— START OF Records for processing —
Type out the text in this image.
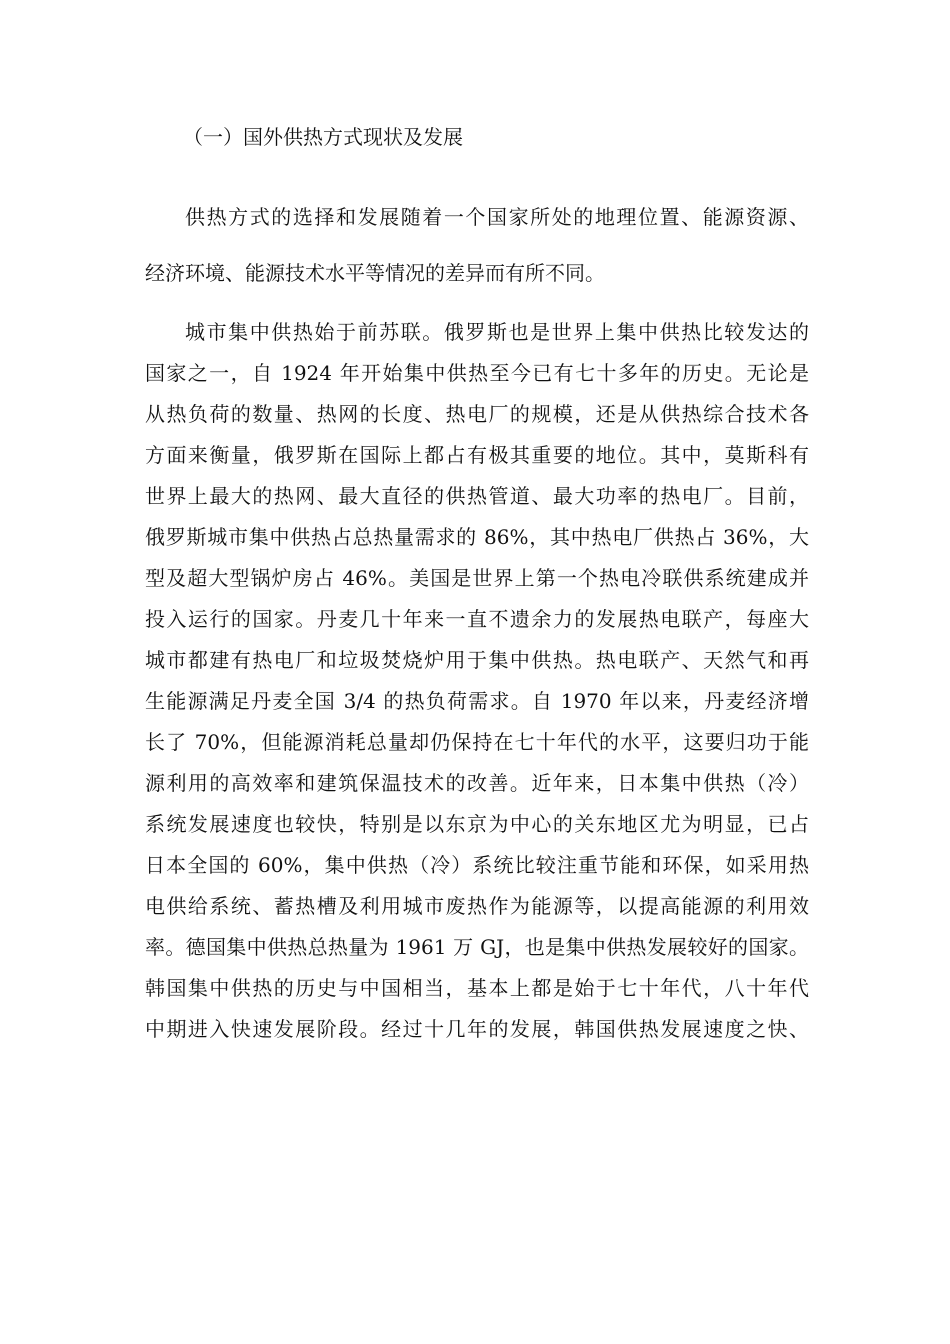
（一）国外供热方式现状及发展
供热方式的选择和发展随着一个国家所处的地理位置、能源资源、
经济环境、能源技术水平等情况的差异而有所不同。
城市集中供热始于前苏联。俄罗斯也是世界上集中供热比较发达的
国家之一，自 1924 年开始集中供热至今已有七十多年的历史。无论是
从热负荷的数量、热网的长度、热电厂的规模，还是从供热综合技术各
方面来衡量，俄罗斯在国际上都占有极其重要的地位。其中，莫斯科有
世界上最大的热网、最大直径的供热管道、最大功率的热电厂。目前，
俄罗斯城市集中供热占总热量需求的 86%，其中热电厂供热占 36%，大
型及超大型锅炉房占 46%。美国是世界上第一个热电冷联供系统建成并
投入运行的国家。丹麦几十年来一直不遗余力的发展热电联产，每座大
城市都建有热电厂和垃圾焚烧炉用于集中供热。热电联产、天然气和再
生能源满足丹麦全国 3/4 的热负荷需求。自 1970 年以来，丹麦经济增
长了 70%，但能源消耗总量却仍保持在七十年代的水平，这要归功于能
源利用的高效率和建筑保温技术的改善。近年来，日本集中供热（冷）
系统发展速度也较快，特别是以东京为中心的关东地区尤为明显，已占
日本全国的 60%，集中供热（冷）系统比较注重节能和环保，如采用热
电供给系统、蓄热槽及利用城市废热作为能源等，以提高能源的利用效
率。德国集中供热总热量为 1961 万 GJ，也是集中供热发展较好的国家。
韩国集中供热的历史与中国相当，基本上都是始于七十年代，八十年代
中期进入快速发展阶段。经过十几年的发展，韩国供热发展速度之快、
— END OF Records for processing —
* _Given request_
None of the pictures should appear; repeat the records exactly otherwise.

* _Finished answer_
Type out the text in this image.
（一）国外供热方式现状及发展
供热方式的选择和发展随着一个国家所处的地理位置、能源资源、
经济环境、能源技术水平等情况的差异而有所不同。
城市集中供热始于前苏联。俄罗斯也是世界上集中供热比较发达的
国家之一，自 1924 年开始集中供热至今已有七十多年的历史。无论是
从热负荷的数量、热网的长度、热电厂的规模，还是从供热综合技术各
方面来衡量，俄罗斯在国际上都占有极其重要的地位。其中，莫斯科有
世界上最大的热网、最大直径的供热管道、最大功率的热电厂。目前，
俄罗斯城市集中供热占总热量需求的 86%，其中热电厂供热占 36%，大
型及超大型锅炉房占 46%。美国是世界上第一个热电冷联供系统建成并
投入运行的国家。丹麦几十年来一直不遗余力的发展热电联产，每座大
城市都建有热电厂和垃圾焚烧炉用于集中供热。热电联产、天然气和再
生能源满足丹麦全国 3/4 的热负荷需求。自 1970 年以来，丹麦经济增
长了 70%，但能源消耗总量却仍保持在七十年代的水平，这要归功于能
源利用的高效率和建筑保温技术的改善。近年来，日本集中供热（冷）
系统发展速度也较快，特别是以东京为中心的关东地区尤为明显，已占
日本全国的 60%，集中供热（冷）系统比较注重节能和环保，如采用热
电供给系统、蓄热槽及利用城市废热作为能源等，以提高能源的利用效
率。德国集中供热总热量为 1961 万 GJ，也是集中供热发展较好的国家。
韩国集中供热的历史与中国相当，基本上都是始于七十年代，八十年代
中期进入快速发展阶段。经过十几年的发展，韩国供热发展速度之快、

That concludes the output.